Extract, from the listing that follows, each line containing the word "Eligible".

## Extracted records
....................

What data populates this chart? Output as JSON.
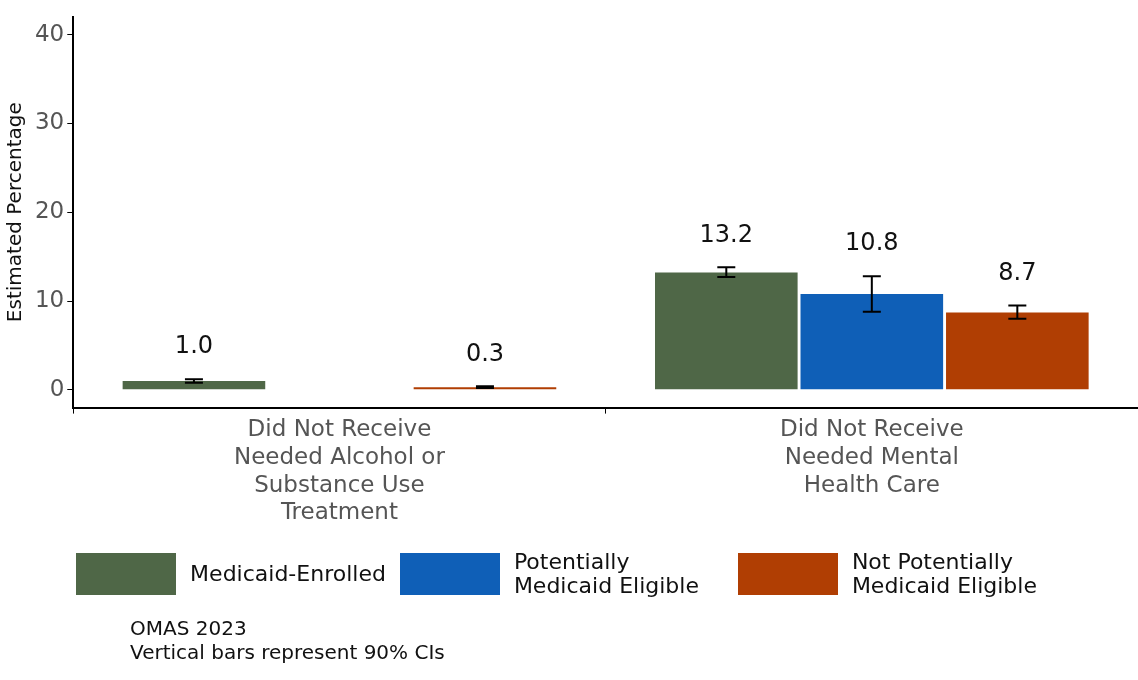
{
  "chart_data": {
    "type": "bar",
    "ylabel": "Estimated Percentage",
    "categories": [
      "Did Not Receive Needed Alcohol or Substance Use Treatment",
      "Did Not Receive Needed Mental Health Care"
    ],
    "series": [
      {
        "name": "Medicaid-Enrolled",
        "color": "#4f6747",
        "values": [
          1.0,
          13.2
        ],
        "errors": [
          [
            0.8,
            1.2
          ],
          [
            12.7,
            13.8
          ]
        ],
        "value_labels": [
          "1.0",
          "13.2"
        ]
      },
      {
        "name": "Potentially Medicaid Eligible",
        "color": "#0f5fb7",
        "values": [
          null,
          10.8
        ],
        "errors": [
          null,
          [
            8.8,
            12.8
          ]
        ],
        "value_labels": [
          null,
          "10.8"
        ]
      },
      {
        "name": "Not Potentially Medicaid Eligible",
        "color": "#b03e03",
        "values": [
          0.3,
          8.7
        ],
        "errors": [
          [
            0.2,
            0.4
          ],
          [
            8.0,
            9.5
          ]
        ],
        "value_labels": [
          "0.3",
          "8.7"
        ]
      }
    ],
    "ylim": [
      -2,
      42
    ],
    "yticks": [
      0,
      10,
      20,
      30,
      40
    ],
    "grid": false,
    "legend": "bottom",
    "annotations": [
      "OMAS 2023",
      "Vertical bars represent 90% CIs"
    ]
  }
}
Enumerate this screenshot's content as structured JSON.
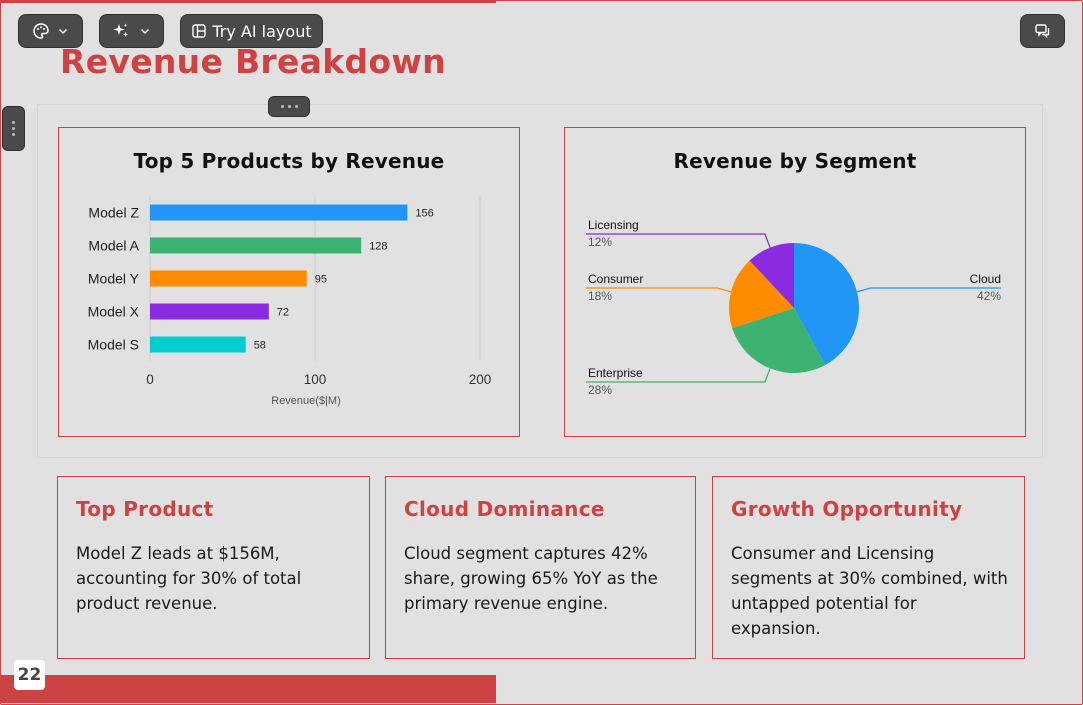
{
  "toolbar": {
    "ai_layout_label": "Try AI layout"
  },
  "slide": {
    "title": "Revenue Breakdown",
    "page_number": "22"
  },
  "charts": {
    "bar_title": "Top 5 Products by Revenue",
    "pie_title": "Revenue by Segment"
  },
  "chart_data": [
    {
      "type": "bar",
      "orientation": "horizontal",
      "title": "Top 5 Products by Revenue",
      "categories": [
        "Model Z",
        "Model A",
        "Model Y",
        "Model X",
        "Model S"
      ],
      "values": [
        156,
        128,
        95,
        72,
        58
      ],
      "colors": [
        "#2196f7",
        "#3cb371",
        "#ff8c00",
        "#8a2be2",
        "#00ced1"
      ],
      "xlabel": "Revenue($|M)",
      "xlim": [
        0,
        200
      ],
      "xticks": [
        0,
        100,
        200
      ],
      "grid": true
    },
    {
      "type": "pie",
      "title": "Revenue by Segment",
      "slices": [
        {
          "label": "Cloud",
          "value": 42,
          "pct_label": "42%",
          "color": "#2196f7"
        },
        {
          "label": "Enterprise",
          "value": 28,
          "pct_label": "28%",
          "color": "#3cb371"
        },
        {
          "label": "Consumer",
          "value": 18,
          "pct_label": "18%",
          "color": "#ff8c00"
        },
        {
          "label": "Licensing",
          "value": 12,
          "pct_label": "12%",
          "color": "#8a2be2"
        }
      ]
    }
  ],
  "cards": [
    {
      "title": "Top Product",
      "body": "Model Z leads at $156M, accounting for 30% of total product revenue."
    },
    {
      "title": "Cloud Dominance",
      "body": "Cloud segment captures 42% share, growing 65% YoY as the primary revenue engine."
    },
    {
      "title": "Growth Opportunity",
      "body": "Consumer and Licensing segments at 30% combined, with untapped potential for expansion."
    }
  ],
  "colors": {
    "accent": "#cf4244",
    "background": "#e2e1e1"
  },
  "icons": {
    "theme": "palette-icon",
    "ai": "sparkle-icon",
    "layout": "layout-icon",
    "comments": "comments-icon"
  }
}
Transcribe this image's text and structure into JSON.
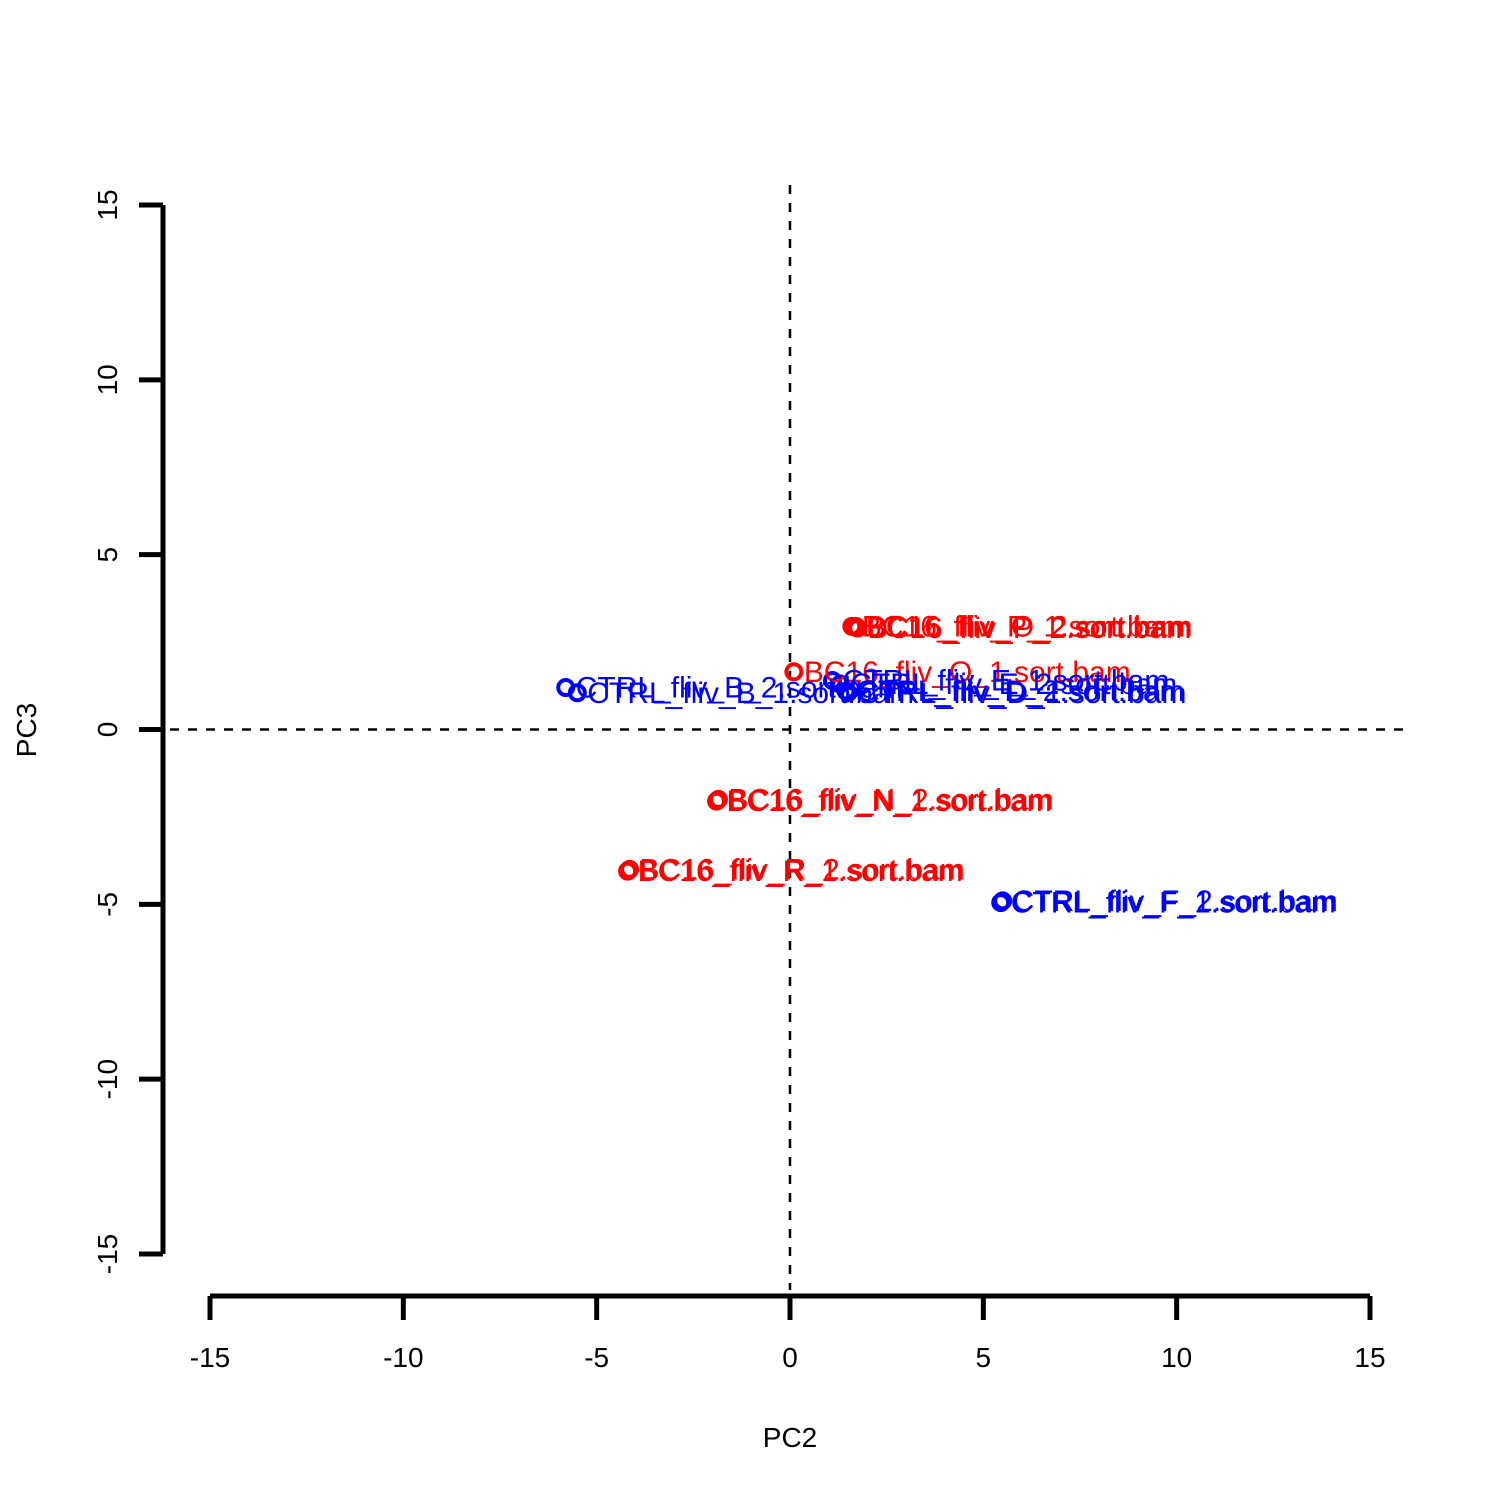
{
  "chart_data": {
    "type": "scatter",
    "xlabel": "PC2",
    "ylabel": "PC3",
    "xlim": [
      -15,
      15
    ],
    "ylim": [
      -15,
      15
    ],
    "x_ticks": [
      -15,
      -10,
      -5,
      0,
      5,
      10,
      15
    ],
    "y_ticks": [
      -15,
      -10,
      -5,
      0,
      5,
      10,
      15
    ],
    "reference_lines": {
      "x": 0,
      "y": 0,
      "style": "dashed"
    },
    "grid": false,
    "colors": {
      "BC16": "#ff0000",
      "CTRL": "#0000ff"
    },
    "points": [
      {
        "label": "BC16_fliv_P_1.sort.bam",
        "x": 1.6,
        "y": 2.95,
        "group": "BC16"
      },
      {
        "label": "BC16_fliv_O_2.sort.bam",
        "x": 1.7,
        "y": 2.95,
        "group": "BC16"
      },
      {
        "label": "BC16_fliv_P_2.sort.bam",
        "x": 1.75,
        "y": 2.9,
        "group": "BC16"
      },
      {
        "label": "BC16_fliv_O_1.sort.bam",
        "x": 0.1,
        "y": 1.65,
        "group": "BC16"
      },
      {
        "label": "BC16_fliv_N_1.sort.bam",
        "x": -1.9,
        "y": -2.05,
        "group": "BC16"
      },
      {
        "label": "BC16_fliv_N_2.sort.bam",
        "x": -1.85,
        "y": -2.0,
        "group": "BC16"
      },
      {
        "label": "BC16_fliv_R_1.sort.bam",
        "x": -4.2,
        "y": -4.05,
        "group": "BC16"
      },
      {
        "label": "BC16_fliv_R_2.sort.bam",
        "x": -4.15,
        "y": -4.0,
        "group": "BC16"
      },
      {
        "label": "CTRL_fliv_B_2.sort.bam",
        "x": -5.8,
        "y": 1.2,
        "group": "CTRL"
      },
      {
        "label": "CTRL_fliv_B_1.sort.bam",
        "x": -5.5,
        "y": 1.05,
        "group": "CTRL"
      },
      {
        "label": "CTRL_fliv_E_1.sort.bam",
        "x": 1.1,
        "y": 1.4,
        "group": "CTRL"
      },
      {
        "label": "CTRL_fliv_E_2.sort.bam",
        "x": 1.3,
        "y": 1.3,
        "group": "CTRL"
      },
      {
        "label": "CTRL_fliv_D_1.sort.bam",
        "x": 1.5,
        "y": 1.05,
        "group": "CTRL"
      },
      {
        "label": "CTRL_fliv_D_2.sort.bam",
        "x": 1.45,
        "y": 1.1,
        "group": "CTRL"
      },
      {
        "label": "CTRL_fliv_F_1.sort.bam",
        "x": 5.45,
        "y": -4.95,
        "group": "CTRL"
      },
      {
        "label": "CTRL_fliv_F_2.sort.bam",
        "x": 5.5,
        "y": -4.9,
        "group": "CTRL"
      }
    ]
  }
}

....................

## Task response
        "name": "Potentially Medicaid Eligible",
        "name": "Not Potentially Medicaid Eligible",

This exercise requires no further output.